[TASK]
Copy out each line of the material below that holds the string "coal".

[Records contained in a dataset]
<<<<

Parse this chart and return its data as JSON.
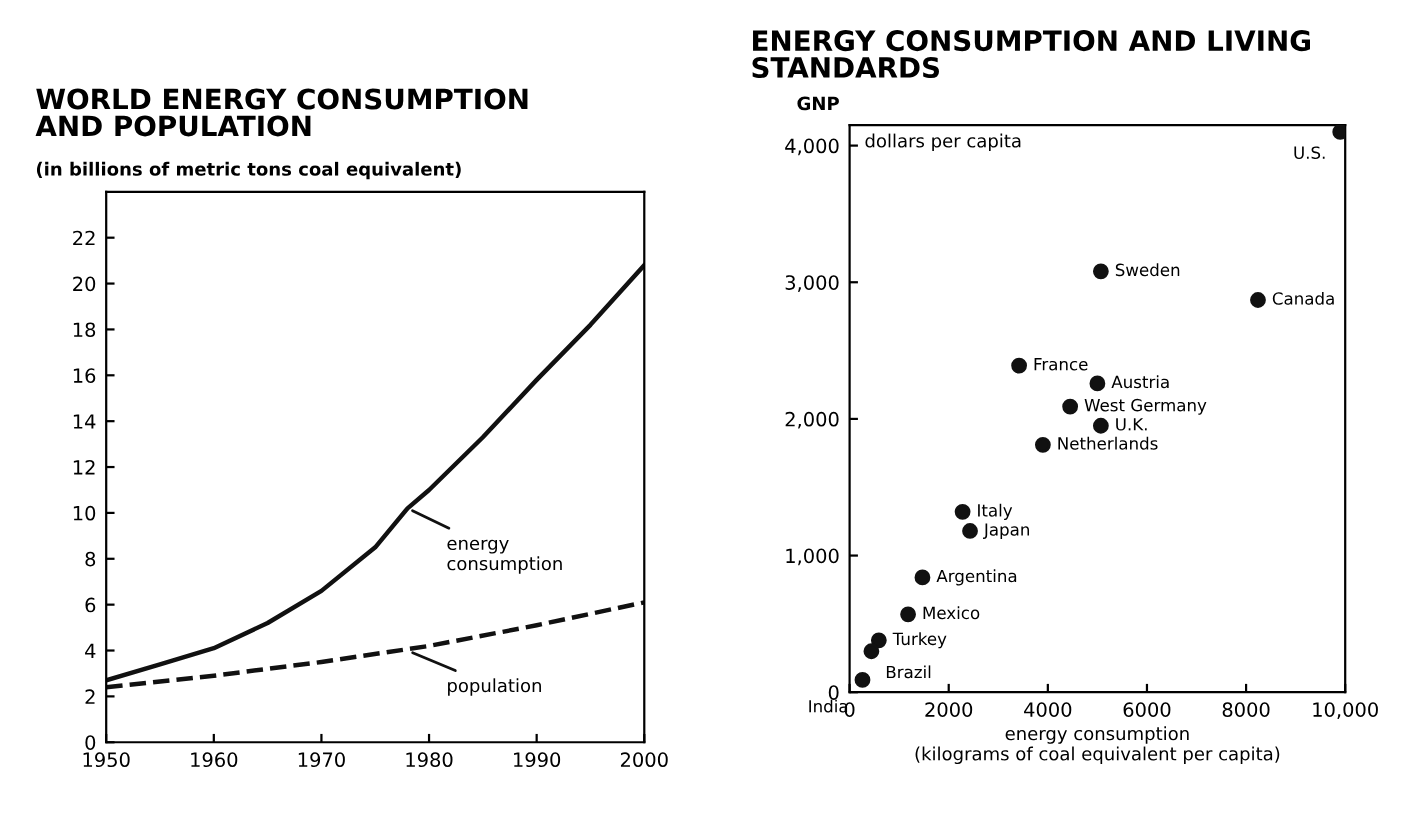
{
  "chart_data": [
    {
      "type": "line",
      "title": "WORLD ENERGY CONSUMPTION\nAND POPULATION",
      "subtitle": "(in billions of metric tons coal equivalent)",
      "x": [
        1950,
        1955,
        1960,
        1965,
        1970,
        1975,
        1978,
        1980,
        1985,
        1990,
        1995,
        2000
      ],
      "series": [
        {
          "color": "#111111",
          "line_style": "solid",
          "values": [
            2.7,
            3.4,
            4.1,
            5.2,
            6.6,
            8.5,
            10.2,
            11.0,
            13.3,
            15.8,
            18.2,
            20.8
          ]
        },
        {
          "color": "#111111",
          "line_style": "dashed",
          "x": [
            1950,
            1960,
            1970,
            1980,
            1990,
            2000
          ],
          "values": [
            2.4,
            2.9,
            3.5,
            4.2,
            5.1,
            6.1
          ]
        }
      ],
      "xlim": [
        1950,
        2000
      ],
      "ylim": [
        0,
        24
      ],
      "xticks": [
        1950,
        1960,
        1970,
        1980,
        1990,
        2000
      ],
      "yticks": [
        0,
        2,
        4,
        6,
        8,
        10,
        12,
        14,
        16,
        18,
        20,
        22
      ],
      "annotations": [
        {
          "text": "energy\nconsumption",
          "x": 1978,
          "y": 10.2
        },
        {
          "text": "population",
          "x": 1978,
          "y": 4.0
        }
      ],
      "grid": false,
      "legend": false
    },
    {
      "type": "scatter",
      "title": "ENERGY CONSUMPTION AND LIVING\nSTANDARDS",
      "ylabel": "GNP",
      "xlabel": "energy consumption\n(kilograms of coal equivalent per capita)",
      "x": [
        9900,
        8240,
        5070,
        3420,
        5000,
        4450,
        5070,
        3900,
        2280,
        2430,
        1470,
        1180,
        590,
        440,
        260
      ],
      "series": [
        {
          "color": "#111111",
          "values": [
            4100,
            2870,
            3080,
            2390,
            2260,
            2090,
            1950,
            1810,
            1320,
            1180,
            840,
            570,
            380,
            300,
            90
          ]
        }
      ],
      "marker": "circle",
      "xlim": [
        0,
        10000
      ],
      "ylim": [
        0,
        4150
      ],
      "xticks": [
        0,
        2000,
        4000,
        6000,
        8000,
        {
          "value": 10000,
          "label": "10,000"
        }
      ],
      "yticks": [
        0,
        {
          "value": 1000,
          "label": "1,000"
        },
        {
          "value": 2000,
          "label": "2,000"
        },
        {
          "value": 3000,
          "label": "3,000"
        },
        {
          "value": 4000,
          "label": "4,000"
        }
      ],
      "annotations": [
        "dollars per capita",
        {
          "text": "U.S.",
          "x": 9900,
          "y": 4100
        },
        {
          "text": "Canada",
          "x": 8240,
          "y": 2870
        },
        {
          "text": "Sweden",
          "x": 5070,
          "y": 3080
        },
        {
          "text": "France",
          "x": 3420,
          "y": 2390
        },
        {
          "text": "Austria",
          "x": 5000,
          "y": 2260
        },
        {
          "text": "West Germany",
          "x": 4450,
          "y": 2090
        },
        {
          "text": "U.K.",
          "x": 5070,
          "y": 1950
        },
        {
          "text": "Netherlands",
          "x": 3900,
          "y": 1810
        },
        {
          "text": "Italy",
          "x": 2280,
          "y": 1320
        },
        {
          "text": "Japan",
          "x": 2430,
          "y": 1180
        },
        {
          "text": "Argentina",
          "x": 1470,
          "y": 840
        },
        {
          "text": "Mexico",
          "x": 1180,
          "y": 570
        },
        {
          "text": "Turkey",
          "x": 590,
          "y": 380
        },
        {
          "text": "Brazil",
          "x": 440,
          "y": 300
        },
        {
          "text": "India",
          "x": 260,
          "y": 90
        }
      ],
      "grid": false,
      "legend": false
    }
  ]
}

>>>>

[THE ANSWER]
      "subtitle": "(in billions of metric tons coal equivalent)",
      "xlabel": "energy consumption\n(kilograms of coal equivalent per capita)",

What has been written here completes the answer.